> [Requirement]
Check each line of the listing for the word "from" and report how many lines contain it, giving nothing but the number.

________

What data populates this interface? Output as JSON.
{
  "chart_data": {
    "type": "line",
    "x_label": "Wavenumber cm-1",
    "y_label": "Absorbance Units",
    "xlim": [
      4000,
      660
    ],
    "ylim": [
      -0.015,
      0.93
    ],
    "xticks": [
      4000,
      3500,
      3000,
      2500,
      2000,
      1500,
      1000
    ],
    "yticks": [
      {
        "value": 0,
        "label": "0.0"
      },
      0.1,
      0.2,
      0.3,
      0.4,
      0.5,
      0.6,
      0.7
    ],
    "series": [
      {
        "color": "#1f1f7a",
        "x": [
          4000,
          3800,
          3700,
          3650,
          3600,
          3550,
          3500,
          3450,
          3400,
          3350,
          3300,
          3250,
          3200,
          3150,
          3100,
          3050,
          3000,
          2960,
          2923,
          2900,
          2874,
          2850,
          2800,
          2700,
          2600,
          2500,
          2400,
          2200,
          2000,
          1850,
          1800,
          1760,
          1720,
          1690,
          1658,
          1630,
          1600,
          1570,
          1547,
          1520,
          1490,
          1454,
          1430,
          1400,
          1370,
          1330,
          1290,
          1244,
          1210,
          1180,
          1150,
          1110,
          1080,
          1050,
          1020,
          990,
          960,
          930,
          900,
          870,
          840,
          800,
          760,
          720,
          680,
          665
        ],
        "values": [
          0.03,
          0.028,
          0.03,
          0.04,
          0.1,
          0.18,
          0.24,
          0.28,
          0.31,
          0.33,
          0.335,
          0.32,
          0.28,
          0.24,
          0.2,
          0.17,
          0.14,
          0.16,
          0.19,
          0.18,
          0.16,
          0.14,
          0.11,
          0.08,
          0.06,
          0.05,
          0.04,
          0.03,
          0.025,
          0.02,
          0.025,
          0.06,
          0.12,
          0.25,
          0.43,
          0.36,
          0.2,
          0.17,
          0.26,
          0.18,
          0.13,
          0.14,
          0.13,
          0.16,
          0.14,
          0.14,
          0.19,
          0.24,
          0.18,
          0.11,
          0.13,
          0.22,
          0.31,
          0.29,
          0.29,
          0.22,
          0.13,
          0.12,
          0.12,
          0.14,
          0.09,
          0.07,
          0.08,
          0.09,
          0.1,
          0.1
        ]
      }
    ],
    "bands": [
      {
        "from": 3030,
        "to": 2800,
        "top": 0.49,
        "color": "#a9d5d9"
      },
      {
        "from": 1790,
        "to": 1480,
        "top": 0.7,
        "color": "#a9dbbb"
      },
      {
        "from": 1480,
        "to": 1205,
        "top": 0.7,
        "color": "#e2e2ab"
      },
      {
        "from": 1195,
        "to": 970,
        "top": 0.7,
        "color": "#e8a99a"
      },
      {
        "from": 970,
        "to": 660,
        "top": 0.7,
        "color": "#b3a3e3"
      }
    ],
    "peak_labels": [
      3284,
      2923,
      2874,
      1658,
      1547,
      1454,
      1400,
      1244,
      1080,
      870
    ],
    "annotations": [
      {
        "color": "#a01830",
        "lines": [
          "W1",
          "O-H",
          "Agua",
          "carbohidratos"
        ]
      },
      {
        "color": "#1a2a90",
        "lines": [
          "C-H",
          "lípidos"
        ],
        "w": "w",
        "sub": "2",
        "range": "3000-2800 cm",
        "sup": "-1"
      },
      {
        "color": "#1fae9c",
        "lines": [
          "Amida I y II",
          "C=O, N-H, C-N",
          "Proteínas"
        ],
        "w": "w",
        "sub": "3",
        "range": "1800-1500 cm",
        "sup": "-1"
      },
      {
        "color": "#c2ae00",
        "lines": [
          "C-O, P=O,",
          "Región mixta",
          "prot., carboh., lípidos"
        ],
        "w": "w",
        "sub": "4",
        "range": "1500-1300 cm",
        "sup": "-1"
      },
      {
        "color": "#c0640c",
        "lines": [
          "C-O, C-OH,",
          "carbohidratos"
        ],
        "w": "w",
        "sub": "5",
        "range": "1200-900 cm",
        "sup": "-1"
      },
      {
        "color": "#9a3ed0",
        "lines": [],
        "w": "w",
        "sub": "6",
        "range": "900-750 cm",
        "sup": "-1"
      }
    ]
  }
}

________

> [The output]
5